Prosegui, per favore, il brano sulla sentenza della Corte di Lussemburgo relativa all'integrazione della pensione, ripartendo subito dopo la sua ultima frase.

BRANO DI TESTO:

* * *

Basandosi su tale sentenza, un cittadino spagnolo, padre di due figli, ha chiesto alla previdenza sociale del suo paese di riconoscere il suo diritto all’integrazione della prestazione in godimento per invalidità permanente assoluta, ma la sua domanda era stata respinta, al pari della sua domanda successiva di risarcimento danni da discriminazione.

La Corte superiore di giustizia della Galizia (Spagna) aveva quindi chiesto alla Corte di Lussemburgo se una prassi consistente nel rifiutare in ogni caso di concedere agli uomini l’integrazione della pensione di cui trattasi, finché non intervenga l’adeguamento della normativa spagnola discriminatoria alla sentenza della Corte del 12 dicembre 2019, costringendo questi ultimi ad agire in giudizio per richiederla, debba essere considerata come una discriminazione distinta dalla discriminazione posta in evidenza in detta sentenza e se, in caso affermativo, al’interessato spettasse un indennizzo supplementare. 

Con la sentenza in epigrafe, la Corte afferma che, qualora una discriminazione, contraria al diritto dell'Unione, sia stata constatata e finché non siano adottate misure volte a ripristinare la parità di trattamento, i giudici nazionali e le autorità amministrative nazionali sono tenuti a disapplicare qualsiasi disposizione nazionale discriminatoria, senza attendere che quest’ultima sia eliminata dal legislatore, accordando agli appartenenti del gruppo sociale svantaggiato, nel caso di specie i padri, lo stesso regime che viene riservato alle persone dell’altra categoria, nel caso di specie le madri. Secondo la Corte, la decisione di rifiuto costituisce una discriminazione ulteriore a quella di cui alla sentenza del 2019, poiché solo gli uomini devono agire in giudizio per avere il loro diritto all’integrazione della pensione di cui trattasi, ciò che li espone ad un termine più lungo per ottenere tale integrazione nonché a spese aggiuntive. 

Ne consegue che il giudice nazionale deve accordare un adeguato risarcimento del danno da discriminazione.

* * *

(Voci sulla posizione degli elementi)
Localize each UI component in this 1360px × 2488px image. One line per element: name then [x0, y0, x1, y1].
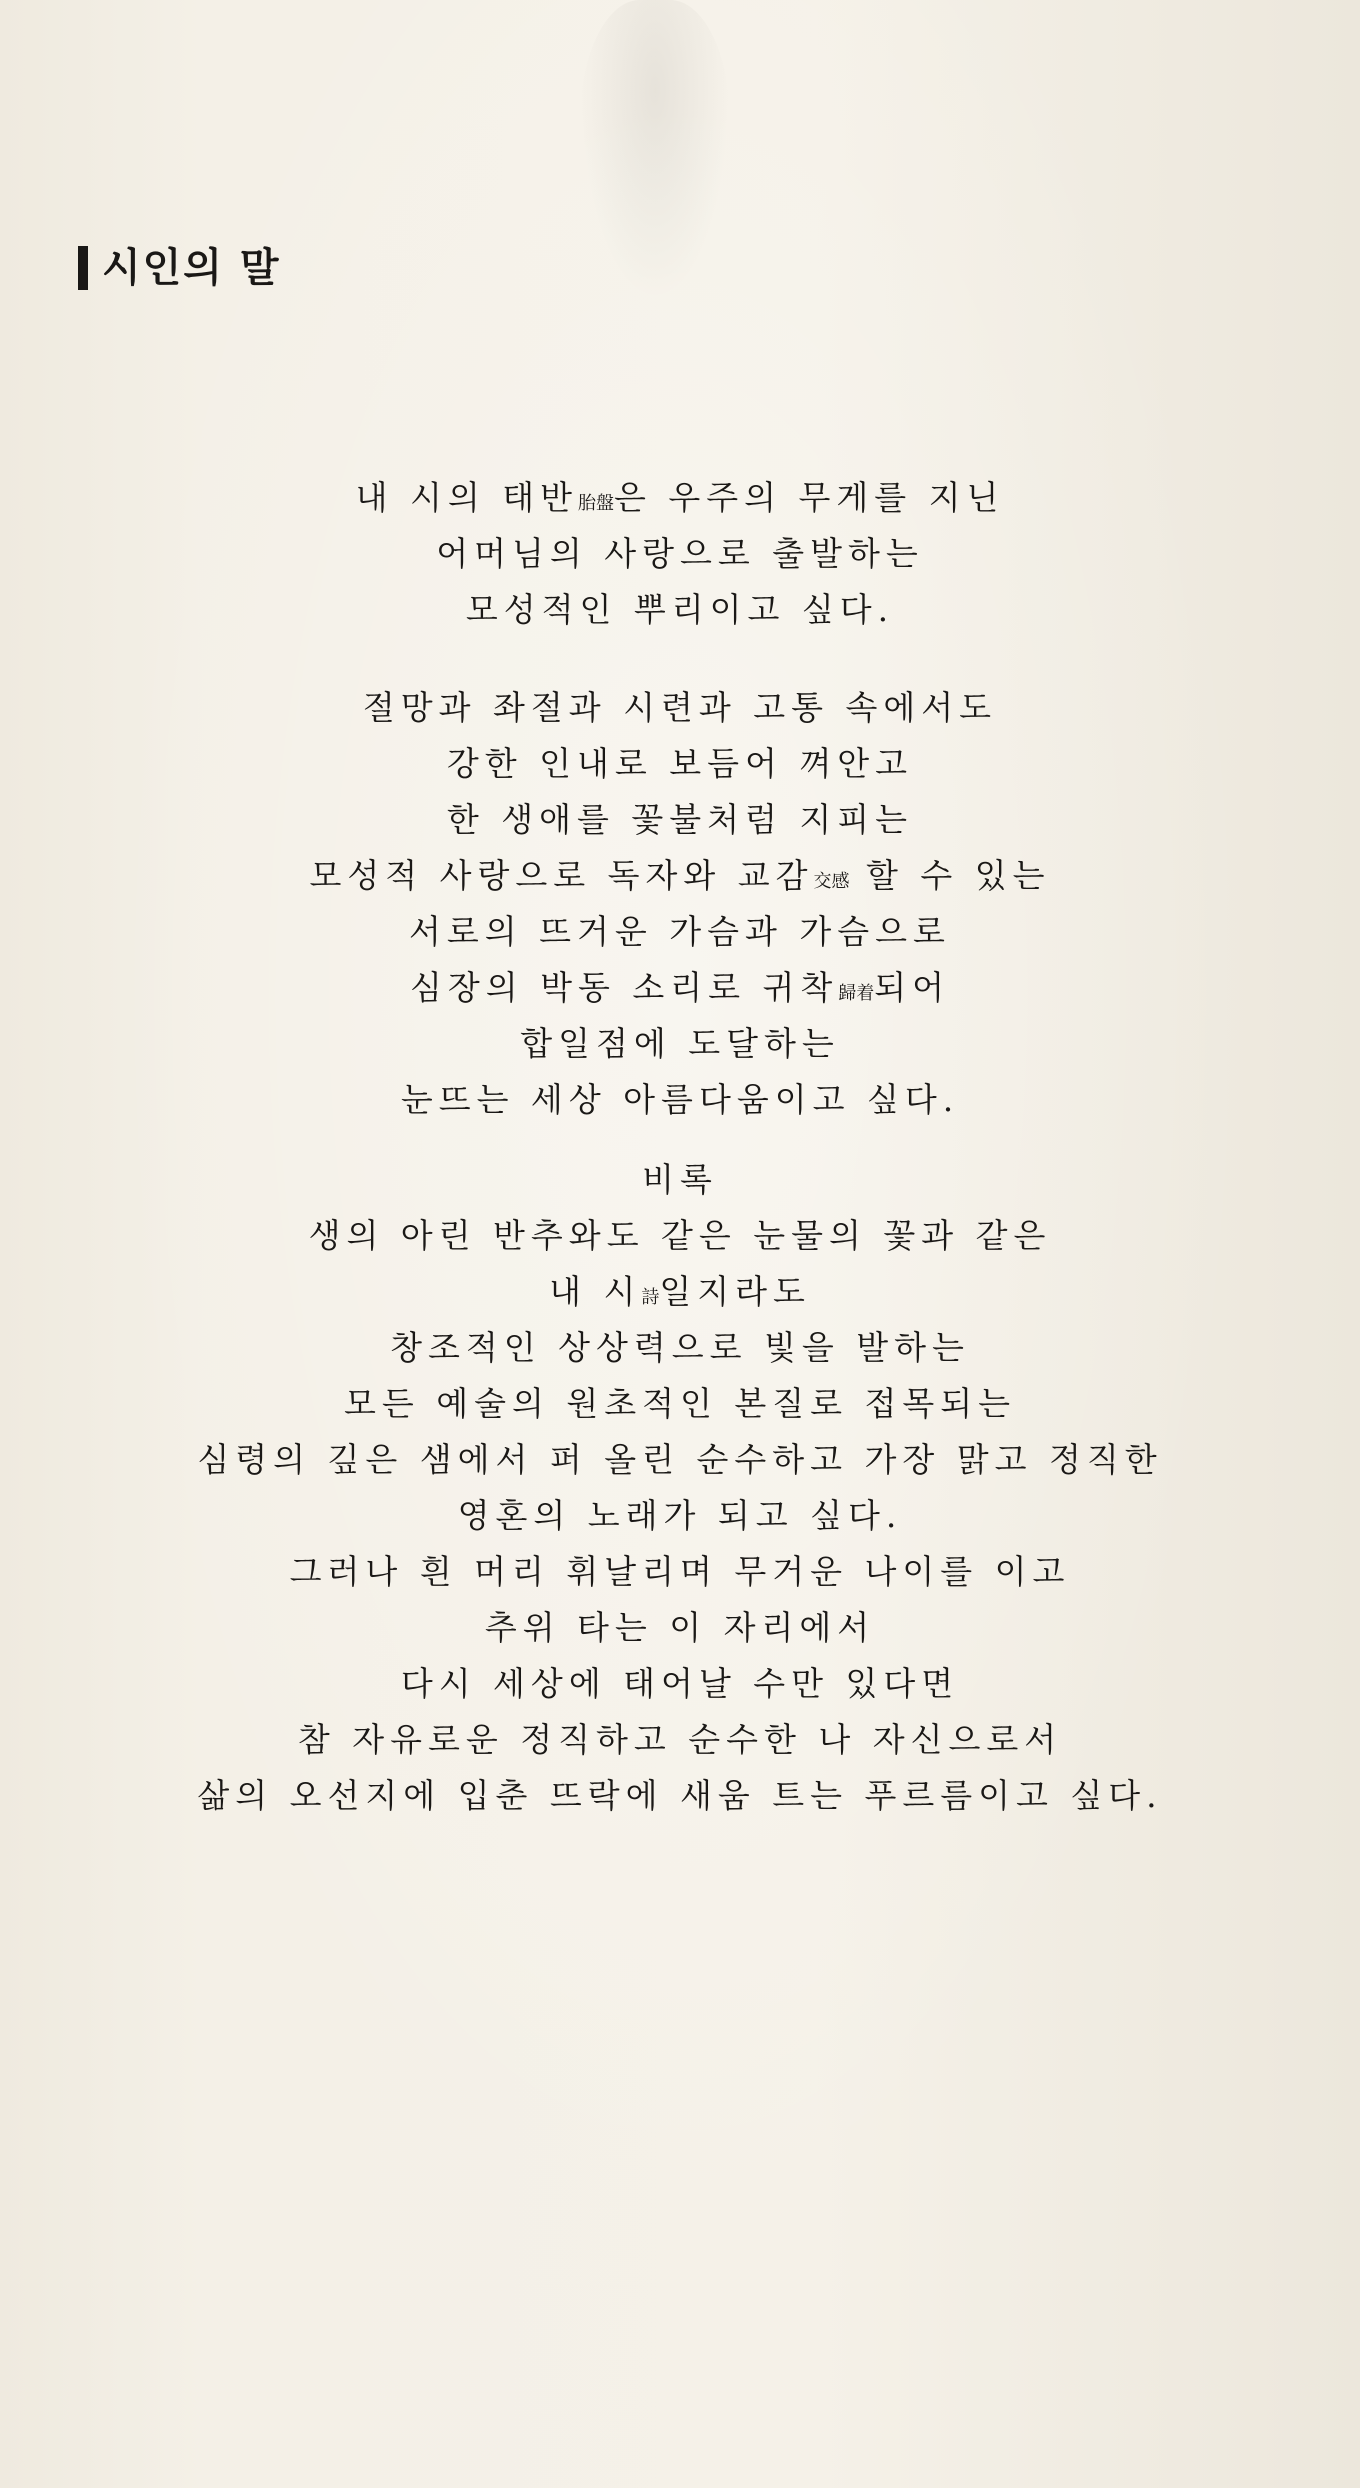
- poem-line: [60, 1320, 1300, 1376]
- poem-line: [60, 526, 1300, 582]
- poem-body: [60, 470, 1300, 1824]
- line-text: 다시 세상에 태어날 수만 있다면: [400, 1664, 960, 1703]
- poem-line: [60, 848, 1300, 904]
- hanja-annotation: 交感: [813, 871, 850, 892]
- stanza-break: [60, 1128, 1300, 1152]
- hanja-annotation: 詩: [641, 1287, 660, 1308]
- poem-line: [60, 1768, 1300, 1824]
- line-text: 눈뜨는 세상 아름다움이고 싶다.: [400, 1080, 960, 1119]
- line-text: 은 우주의 무게를 지닌: [614, 478, 1005, 517]
- poem-line: [60, 1712, 1300, 1768]
- heading-title: 시인의 말: [102, 245, 281, 291]
- hanja-annotation: 胎盤: [578, 493, 614, 514]
- poem-line: [60, 470, 1300, 526]
- line-text: 한 생애를 꽃불처럼 지피는: [446, 800, 914, 839]
- line-text: 모든 예술의 원초적인 본질로 접목되는: [343, 1384, 1016, 1423]
- poem-line: [60, 1072, 1300, 1128]
- poem-line: [60, 1376, 1300, 1432]
- poem-line: [60, 582, 1300, 638]
- line-text: 내 시의 태반: [355, 478, 578, 517]
- stanza: [60, 680, 1300, 1128]
- line-text: 추위 타는 이 자리에서: [484, 1608, 876, 1647]
- line-text: 비록: [642, 1160, 718, 1199]
- line-text: 참 자유로운 정직하고 순수한 나 자신으로서: [297, 1720, 1063, 1759]
- line-text: 서로의 뜨거운 가슴과 가슴으로: [409, 912, 951, 951]
- heading-marker-bar: [78, 246, 88, 290]
- line-text: 삶의 오선지에 입춘 뜨락에 새움 트는 푸르름이고 싶다.: [197, 1776, 1163, 1815]
- line-text: 모성적 사랑으로 독자와 교감: [309, 856, 814, 895]
- poem-line: [60, 1600, 1300, 1656]
- line-text: 내 시: [549, 1272, 642, 1311]
- line-text: 생의 아린 반추와도 같은 눈물의 꽃과 같은: [308, 1216, 1052, 1255]
- line-text: 절망과 좌절과 시련과 고통 속에서도: [362, 688, 998, 727]
- line-text: 일지라도: [659, 1272, 811, 1311]
- poem-line: [60, 1656, 1300, 1712]
- line-text: 되어: [874, 968, 950, 1007]
- poem-line: [60, 1264, 1300, 1320]
- poem-line: [60, 904, 1300, 960]
- poem-line: [60, 680, 1300, 736]
- hanja-annotation: 歸着: [838, 983, 875, 1004]
- stanza: [60, 470, 1300, 638]
- line-text: 영혼의 노래가 되고 싶다.: [457, 1496, 903, 1535]
- line-text: 모성적인 뿌리이고 싶다.: [465, 590, 895, 629]
- poem-line: [60, 1208, 1300, 1264]
- stanza: [60, 1152, 1300, 1824]
- poem-line: [60, 792, 1300, 848]
- line-text: 창조적인 상상력으로 빛을 발하는: [390, 1328, 970, 1367]
- line-text: 어머님의 사랑으로 출발하는: [436, 534, 924, 573]
- section-heading: [78, 238, 281, 298]
- poem-line: [60, 1544, 1300, 1600]
- stanza-break: [60, 638, 1300, 680]
- line-text: 할 수 있는: [849, 856, 1051, 895]
- poem-line: [60, 1488, 1300, 1544]
- bleed-through-shadow: [580, 0, 730, 300]
- poem-line: [60, 736, 1300, 792]
- poem-line: [60, 960, 1300, 1016]
- poem-line: [60, 1152, 1300, 1208]
- poem-line: [60, 1432, 1300, 1488]
- line-text: 심령의 깊은 샘에서 퍼 올린 순수하고 가장 맑고 정직한: [197, 1440, 1163, 1479]
- line-text: 합일점에 도달하는: [520, 1024, 840, 1063]
- line-text: 심장의 박동 소리로 귀착: [409, 968, 839, 1007]
- line-text: 그러나 흰 머리 휘날리며 무거운 나이를 이고: [289, 1552, 1071, 1591]
- line-text: 강한 인내로 보듬어 껴안고: [446, 744, 914, 783]
- poem-line: [60, 1016, 1300, 1072]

* * *

RISULTATO DEL COMPITO:
5. DISCRIMINAZIONI RELIGIOSE E VELO ISLAMICO

Sentenza del 28 novembre 2023 della Corte di Giustizia nella causa C-148/22, Commune d’Ans (Belgio)

Un ente pubblico può, a determinate condizioni, vietare ai propri dipendenti di indossare qualsiasi segno visibile di convinzioni politiche, religiose o filosofiche sul luogo di lavoro e tale regola,  se applicata in modo generale e indifferenziato, può essere giustificata dalla volontà di un Comune di organizzare un ambiente amministrativo totalmente neutro.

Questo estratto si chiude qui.